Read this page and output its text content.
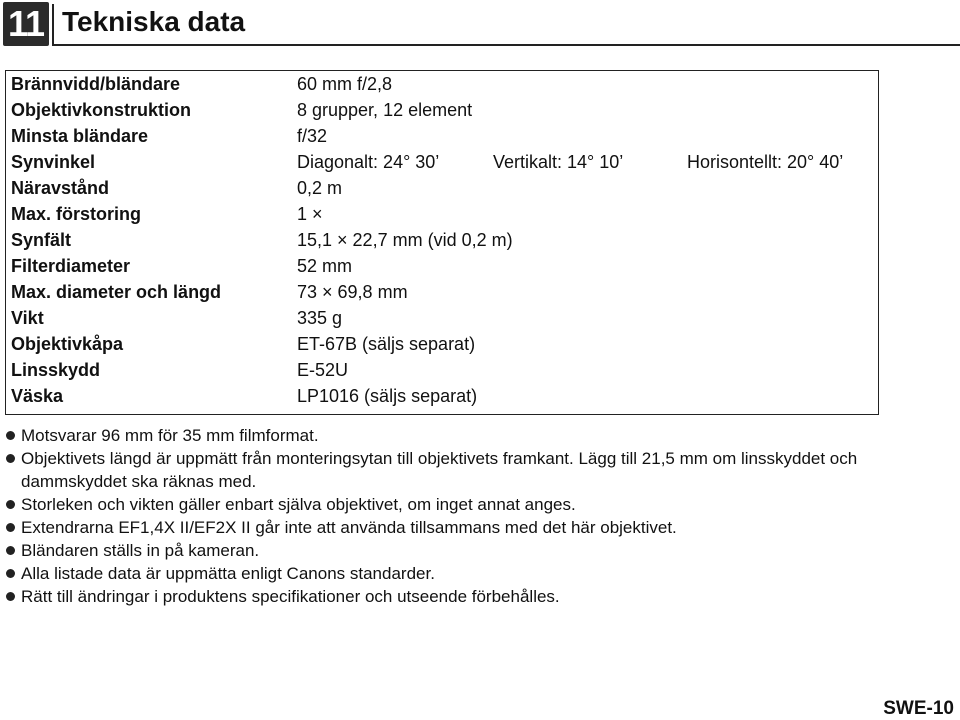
11 Tekniska data
Brännvidd/bländare	60 mm f/2,8
Objektivkonstruktion	8 grupper, 12 element
Minsta bländare	f/32
Synvinkel	Diagonalt: 24° 30’	Vertikalt: 14° 10’	Horisontellt: 20° 40’
Näravstånd	0,2 m
Max. förstoring	1 ×
Synfält	15,1 × 22,7 mm (vid 0,2 m)
Filterdiameter	52 mm
Max. diameter och längd	73 × 69,8 mm
Vikt	335 g
Objektivkåpa	ET-67B (säljs separat)
Linsskydd	E-52U
Väska	LP1016 (säljs separat)
Motsvarar 96 mm för 35 mm filmformat.
Objektivets längd är uppmätt från monteringsytan till objektivets framkant. Lägg till 21,5 mm om linsskyddet och dammskyddet ska räknas med.
Storleken och vikten gäller enbart själva objektivet, om inget annat anges.
Extendrarna EF1,4X II/EF2X II går inte att använda tillsammans med det här objektivet.
Bländaren ställs in på kameran.
Alla listade data är uppmätta enligt Canons standarder.
Rätt till ändringar i produktens specifikationer och utseende förbehålles.
SWE-10
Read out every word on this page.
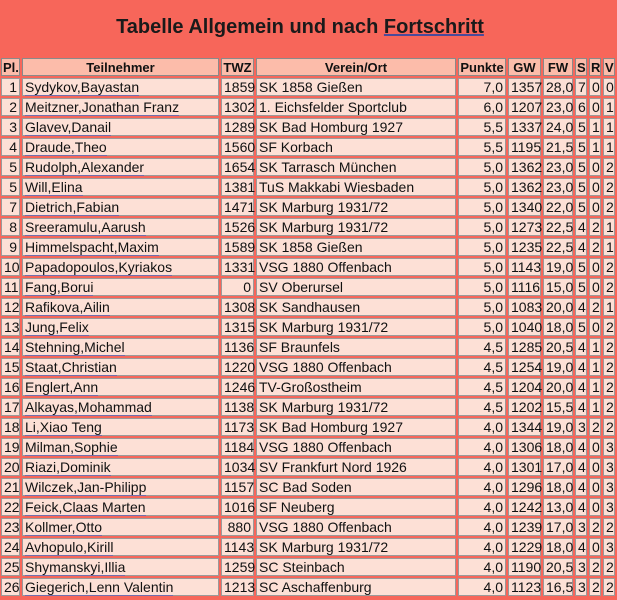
Tabelle Allgemein und nach Fortschritt
Pl.	Teilnehmer	TWZ	Verein/Ort	Punkte	GW	FW	S	R	V
1	Sydykov,Bayastan	1859	SK 1858 Gießen	7,0	1357	28,0	7	0	0
2	Meitzner,Jonathan Franz	1302	1. Eichsfelder Sportclub	6,0	1207	23,0	6	0	1
3	Glavev,Danail	1289	SK Bad Homburg 1927	5,5	1337	24,0	5	1	1
4	Draude,Theo	1560	SF Korbach	5,5	1195	21,5	5	1	1
5	Rudolph,Alexander	1654	SK Tarrasch München	5,0	1362	23,0	5	0	2
5	Will,Elina	1381	TuS Makkabi Wiesbaden	5,0	1362	23,0	5	0	2
7	Dietrich,Fabian	1471	SK Marburg 1931/72	5,0	1340	22,0	5	0	2
8	Sreeramulu,Aarush	1526	SK Marburg 1931/72	5,0	1273	22,5	4	2	1
9	Himmelspacht,Maxim	1589	SK 1858 Gießen	5,0	1235	22,5	4	2	1
10	Papadopoulos,Kyriakos	1331	VSG 1880 Offenbach	5,0	1143	19,0	5	0	2
11	Fang,Borui	0	SV Oberursel	5,0	1116	15,0	5	0	2
12	Rafikova,Ailin	1308	SK Sandhausen	5,0	1083	20,0	4	2	1
13	Jung,Felix	1315	SK Marburg 1931/72	5,0	1040	18,0	5	0	2
14	Stehning,Michel	1136	SF Braunfels	4,5	1285	20,5	4	1	2
15	Staat,Christian	1220	VSG 1880 Offenbach	4,5	1254	19,0	4	1	2
16	Englert,Ann	1246	TV-Großostheim	4,5	1204	20,0	4	1	2
17	Alkayas,Mohammad	1138	SK Marburg 1931/72	4,5	1202	15,5	4	1	2
18	Li,Xiao Teng	1173	SK Bad Homburg 1927	4,0	1344	19,0	3	2	2
19	Milman,Sophie	1184	VSG 1880 Offenbach	4,0	1306	18,0	4	0	3
20	Riazi,Dominik	1034	SV Frankfurt Nord 1926	4,0	1301	17,0	4	0	3
21	Wilczek,Jan-Philipp	1157	SC Bad Soden	4,0	1296	18,0	4	0	3
22	Feick,Claas Marten	1016	SF Neuberg	4,0	1242	13,0	4	0	3
23	Kollmer,Otto	880	VSG 1880 Offenbach	4,0	1239	17,0	3	2	2
24	Avhopulo,Kirill	1143	SK Marburg 1931/72	4,0	1229	18,0	4	0	3
25	Shymanskyi,Illia	1259	SC Steinbach	4,0	1190	20,5	3	2	2
26	Giegerich,Lenn Valentin	1213	SC Aschaffenburg	4,0	1123	16,5	3	2	2
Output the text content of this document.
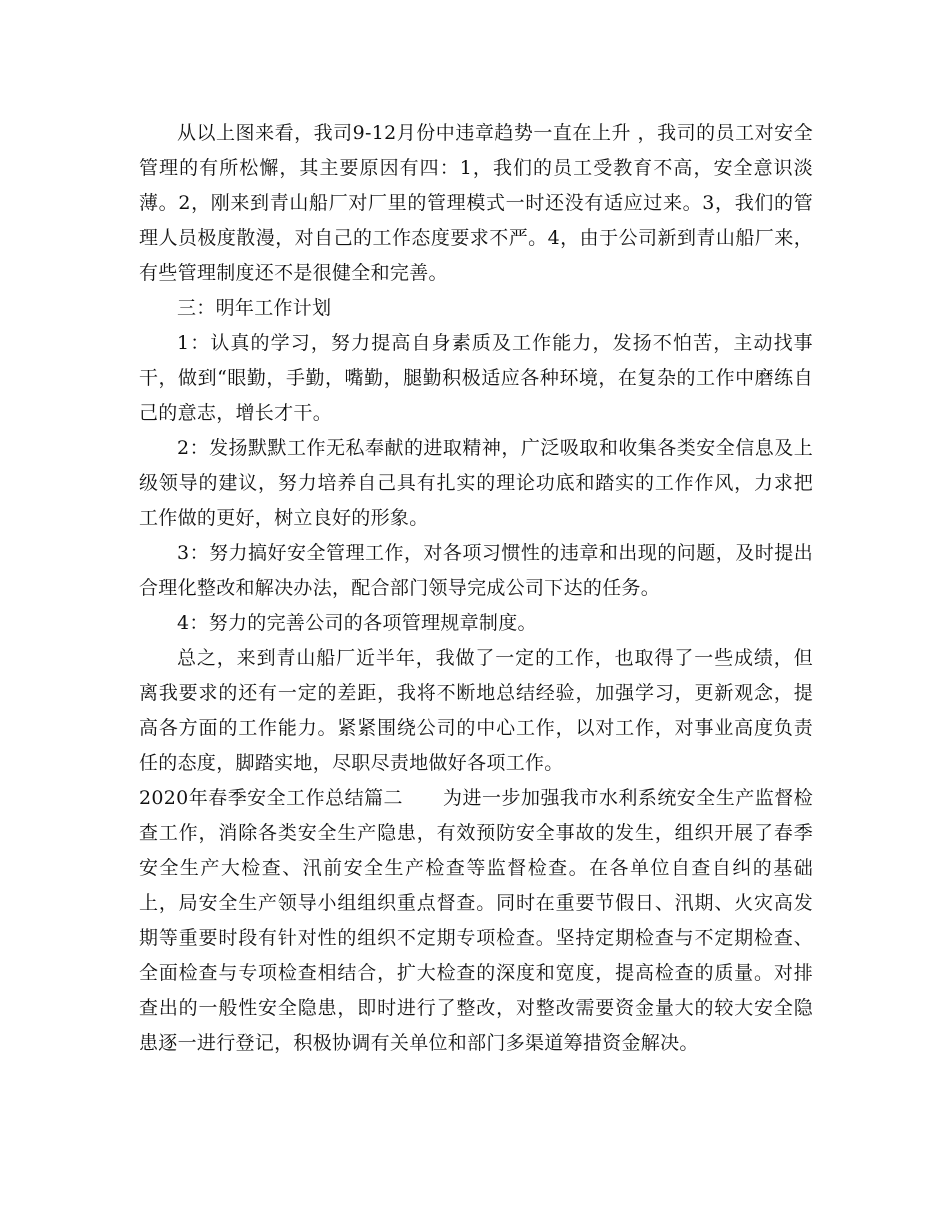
从以上图来看，我司9-12月份中违章趋势一直在上升 ，我司的员工对安全管理的有所松懈，其主要原因有四：1，我们的员工受教育不高，安全意识淡薄。2，刚来到青山船厂对厂里的管理模式一时还没有适应过来。3，我们的管理人员极度散漫，对自己的工作态度要求不严。4，由于公司新到青山船厂来，有些管理制度还不是很健全和完善。

三：明年工作计划

1：认真的学习，努力提高自身素质及工作能力，发扬不怕苦，主动找事干，做到“眼勤，手勤，嘴勤，腿勤积极适应各种环境，在复杂的工作中磨练自己的意志，增长才干。

2：发扬默默工作无私奉献的进取精神，广泛吸取和收集各类安全信息及上级领导的建议，努力培养自己具有扎实的理论功底和踏实的工作作风，力求把工作做的更好，树立良好的形象。

3：努力搞好安全管理工作，对各项习惯性的违章和出现的问题，及时提出合理化整改和解决办法，配合部门领导完成公司下达的任务。

4：努力的完善公司的各项管理规章制度。

总之，来到青山船厂近半年，我做了一定的工作，也取得了一些成绩，但离我要求的还有一定的差距，我将不断地总结经验，加强学习，更新观念，提高各方面的工作能力。紧紧围绕公司的中心工作，以对工作，对事业高度负责任的态度，脚踏实地，尽职尽责地做好各项工作。

2020年春季安全工作总结篇二 为进一步加强我市水利系统安全生产监督检查工作，消除各类安全生产隐患，有效预防安全事故的发生，组织开展了春季安全生产大检查、汛前安全生产检查等监督检查。在各单位自查自纠的基础上，局安全生产领导小组组织重点督查。同时在重要节假日、汛期、火灾高发期等重要时段有针对性的组织不定期专项检查。坚持定期检查与不定期检查、全面检查与专项检查相结合，扩大检查的深度和宽度，提高检查的质量。对排查出的一般性安全隐患，即时进行了整改，对整改需要资金量大的较大安全隐患逐一进行登记，积极协调有关单位和部门多渠道筹措资金解决。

# What is needed
Scan the material above. Extract every line in which the word "längd" occurs.

# Task output
Max. diameter och längd	73 × 69,8 mm
Objektivets längd är uppmätt från monteringsytan till objektivets framkant. Lägg till 21,5 mm om linsskyddet och dammskyddet ska räknas med.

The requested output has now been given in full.